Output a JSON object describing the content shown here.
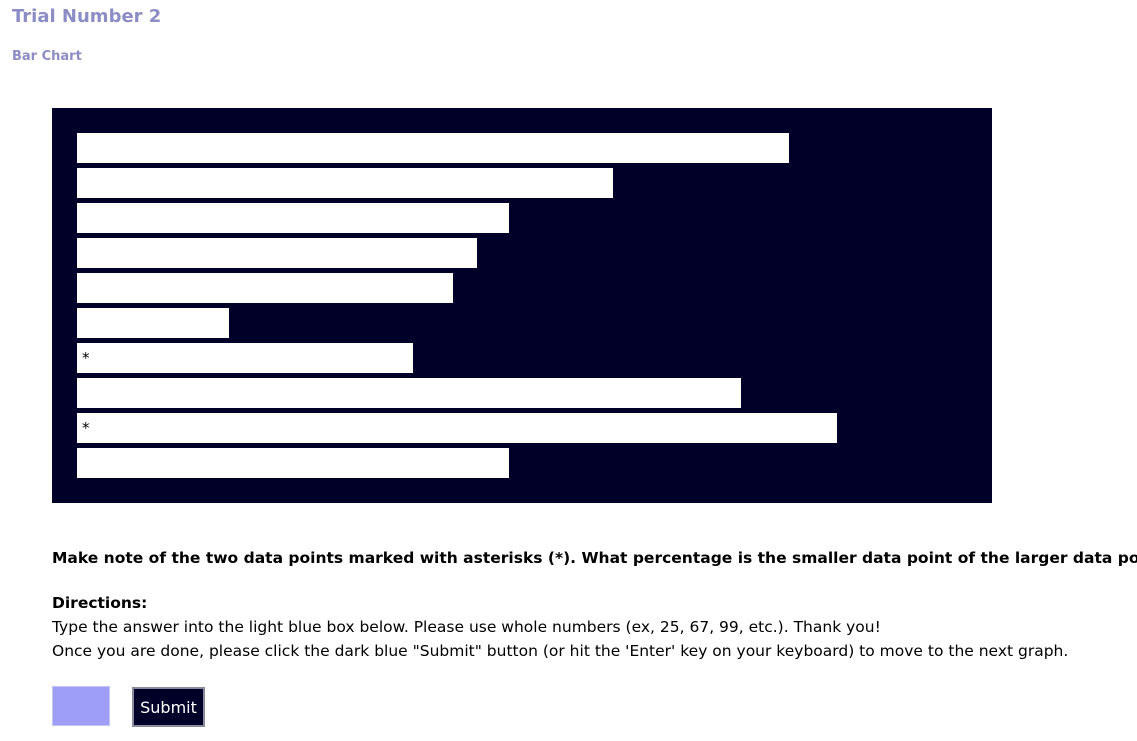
{
  "page": {
    "title": "Trial Number 2",
    "subtitle": "Bar Chart"
  },
  "colors": {
    "title": "#8d8dc6",
    "chart_background": "#000029",
    "bar_fill": "#ffffff",
    "input_background": "#9e9ef9",
    "button_background": "#000029",
    "button_text": "#ffffff"
  },
  "chart_data": {
    "type": "bar",
    "orientation": "horizontal",
    "values": [
      89,
      67,
      54,
      50,
      47,
      19,
      42,
      83,
      95,
      54
    ],
    "markers": [
      "",
      "",
      "",
      "",
      "",
      "",
      "*",
      "",
      "*",
      ""
    ],
    "xlim": [
      0,
      100
    ],
    "grid": false,
    "axes_visible": false
  },
  "question": "Make note of the two data points marked with asterisks (*). What percentage is the smaller data point of the larger data point?",
  "directions": {
    "heading": "Directions:",
    "line1": "Type the answer into the light blue box below. Please use whole numbers (ex, 25, 67, 99, etc.). Thank you!",
    "line2": "Once you are done, please click the dark blue \"Submit\" button (or hit the 'Enter' key on your keyboard) to move to the next graph."
  },
  "answer": {
    "value": ""
  },
  "submit": {
    "label": "Submit"
  }
}
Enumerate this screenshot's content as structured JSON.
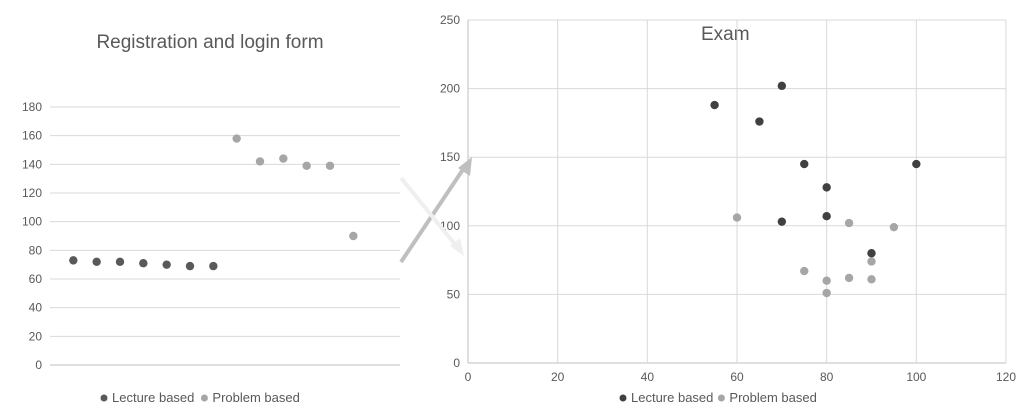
{
  "chart_data": [
    {
      "type": "scatter",
      "title": "Registration and login form",
      "xlabel": "",
      "ylabel": "",
      "ylim": [
        0,
        180
      ],
      "ytick_step": 20,
      "xlim": [
        0,
        15
      ],
      "x_tick_labels_shown": false,
      "grid": "horizontal",
      "legend": "bottom",
      "series": [
        {
          "name": "Lecture based",
          "color": "#595959",
          "x": [
            1,
            2,
            3,
            4,
            5,
            6,
            7
          ],
          "y": [
            73,
            72,
            72,
            71,
            70,
            69,
            69
          ]
        },
        {
          "name": "Problem based",
          "color": "#a6a6a6",
          "x": [
            8,
            9,
            10,
            11,
            12,
            13
          ],
          "y": [
            158,
            142,
            144,
            139,
            139,
            90
          ]
        }
      ]
    },
    {
      "type": "scatter",
      "title": "Exam",
      "xlabel": "",
      "ylabel": "",
      "xlim": [
        0,
        120
      ],
      "xtick_step": 20,
      "ylim": [
        0,
        250
      ],
      "ytick_step": 50,
      "grid": "both",
      "legend": "bottom",
      "series": [
        {
          "name": "Lecture based",
          "color": "#404040",
          "x": [
            55,
            65,
            70,
            70,
            75,
            80,
            80,
            90,
            100
          ],
          "y": [
            188,
            176,
            202,
            103,
            145,
            128,
            107,
            80,
            145
          ]
        },
        {
          "name": "Problem based",
          "color": "#a6a6a6",
          "x": [
            60,
            75,
            80,
            80,
            85,
            85,
            90,
            90,
            95
          ],
          "y": [
            106,
            67,
            60,
            51,
            62,
            102,
            61,
            74,
            99
          ]
        }
      ]
    }
  ]
}
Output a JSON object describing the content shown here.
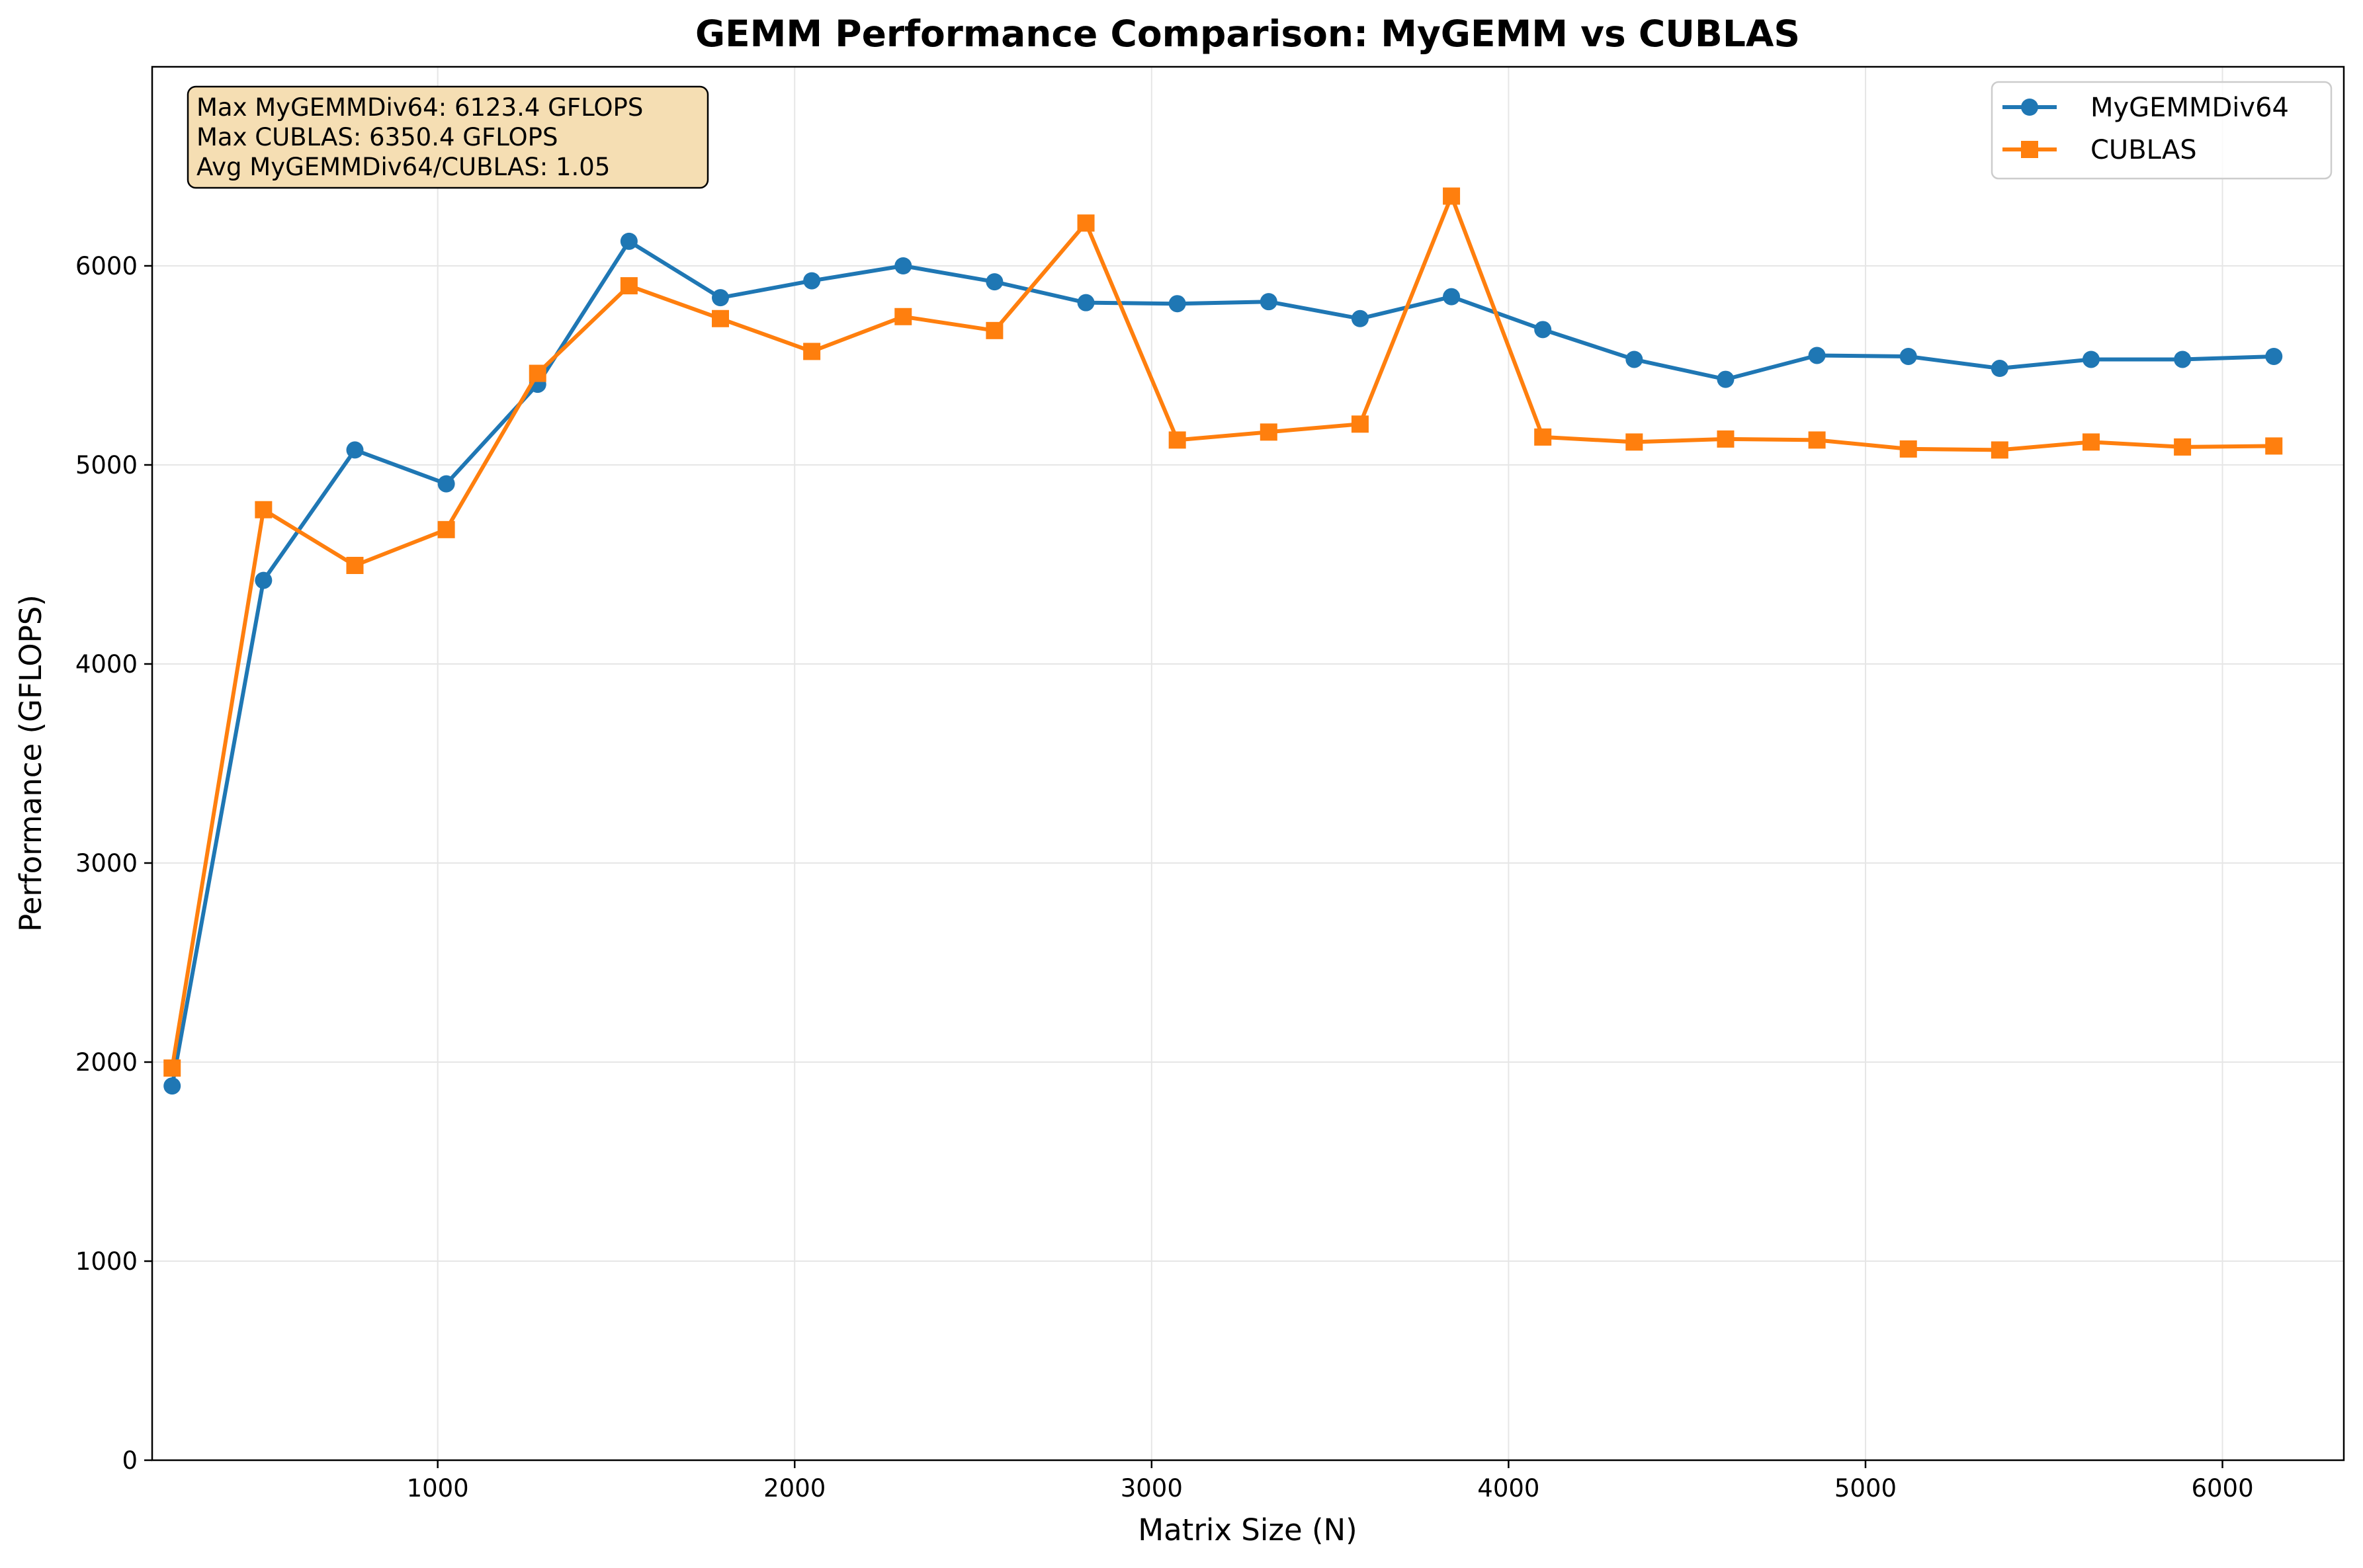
{
  "chart_data": {
    "type": "line",
    "title": "GEMM Performance Comparison: MyGEMM vs CUBLAS",
    "xlabel": "Matrix Size (N)",
    "ylabel": "Performance (GFLOPS)",
    "xlim": [
      200,
      6340
    ],
    "ylim": [
      0,
      7000
    ],
    "xticks": [
      "1000",
      "2000",
      "3000",
      "4000",
      "5000",
      "6000"
    ],
    "yticks": [
      "0",
      "1000",
      "2000",
      "3000",
      "4000",
      "5000",
      "6000"
    ],
    "grid": true,
    "legend_position": "top-right",
    "x": [
      256,
      512,
      768,
      1024,
      1280,
      1536,
      1792,
      2048,
      2304,
      2560,
      2816,
      3072,
      3328,
      3584,
      3840,
      4096,
      4352,
      4608,
      4864,
      5120,
      5376,
      5632,
      5888,
      6144
    ],
    "series": [
      {
        "name": "MyGEMMDiv64",
        "color": "#1f77b4",
        "marker": "circle",
        "values": [
          1880,
          4420,
          5075,
          4905,
          5405,
          6123.4,
          5840,
          5925,
          6000,
          5920,
          5815,
          5810,
          5820,
          5735,
          5845,
          5680,
          5530,
          5430,
          5550,
          5545,
          5485,
          5530,
          5530,
          5545
        ]
      },
      {
        "name": "CUBLAS",
        "color": "#ff7f0e",
        "marker": "square",
        "values": [
          1970,
          4775,
          4495,
          4675,
          5460,
          5900,
          5735,
          5570,
          5745,
          5675,
          6215,
          5125,
          5165,
          5205,
          6350.4,
          5140,
          5115,
          5130,
          5125,
          5080,
          5075,
          5115,
          5090,
          5095
        ]
      }
    ],
    "annotation": {
      "lines": [
        "Max MyGEMMDiv64: 6123.4 GFLOPS",
        "Max CUBLAS: 6350.4 GFLOPS",
        "Avg MyGEMMDiv64/CUBLAS: 1.05"
      ],
      "background": "#f5deb3"
    }
  }
}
___
### Task goal:
From the listing above, copy out each line where the word "grid" appears.

### Task output:
    "grid": false,
      "grid": "horizontal",
      "grid": "both",
    "grid": true,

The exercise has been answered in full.